■ **WORK TO COMPLETE**
Copy out the material below, replacing "ethanol" with "methanol" and leaving everything else unchanged.

++++++++++

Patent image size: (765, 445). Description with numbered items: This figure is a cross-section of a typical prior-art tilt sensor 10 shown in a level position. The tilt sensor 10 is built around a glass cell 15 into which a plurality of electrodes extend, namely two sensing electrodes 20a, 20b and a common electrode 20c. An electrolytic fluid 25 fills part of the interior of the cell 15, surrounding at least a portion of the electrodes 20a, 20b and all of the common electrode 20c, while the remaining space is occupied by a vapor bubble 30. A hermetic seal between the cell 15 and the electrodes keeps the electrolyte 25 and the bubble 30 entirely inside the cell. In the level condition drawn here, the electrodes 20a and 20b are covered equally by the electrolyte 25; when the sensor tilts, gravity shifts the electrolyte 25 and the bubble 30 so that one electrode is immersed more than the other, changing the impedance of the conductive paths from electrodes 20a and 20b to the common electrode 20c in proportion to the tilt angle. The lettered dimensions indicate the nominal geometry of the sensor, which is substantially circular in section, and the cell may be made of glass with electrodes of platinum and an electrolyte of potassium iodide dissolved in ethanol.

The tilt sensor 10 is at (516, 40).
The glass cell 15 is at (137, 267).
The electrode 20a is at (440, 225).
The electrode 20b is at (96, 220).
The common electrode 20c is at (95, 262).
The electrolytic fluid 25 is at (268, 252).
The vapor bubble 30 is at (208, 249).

++++++++++

■ **WRITTEN REPLY**
Patent image size: (765, 445). Description with numbered items: This figure is a cross-section of a typical prior-art tilt sensor 10 shown in a level position. The tilt sensor 10 is built around a glass cell 15 into which a plurality of electrodes extend, namely two sensing electrodes 20a, 20b and a common electrode 20c. An electrolytic fluid 25 fills part of the interior of the cell 15, surrounding at least a portion of the electrodes 20a, 20b and all of the common electrode 20c, while the remaining space is occupied by a vapor bubble 30. A hermetic seal between the cell 15 and the electrodes keeps the electrolyte 25 and the bubble 30 entirely inside the cell. In the level condition drawn here, the electrodes 20a and 20b are covered equally by the electrolyte 25; when the sensor tilts, gravity shifts the electrolyte 25 and the bubble 30 so that one electrode is immersed more than the other, changing the impedance of the conductive paths from electrodes 20a and 20b to the common electrode 20c in proportion to the tilt angle. The lettered dimensions indicate the nominal geometry of the sensor, which is substantially circular in section, and the cell may be made of glass with electrodes of platinum and an electrolyte of potassium iodide dissolved in methanol.

The tilt sensor 10 is at (516, 40).
The glass cell 15 is at (137, 267).
The electrode 20a is at (440, 225).
The electrode 20b is at (96, 220).
The common electrode 20c is at (95, 262).
The electrolytic fluid 25 is at (268, 252).
The vapor bubble 30 is at (208, 249).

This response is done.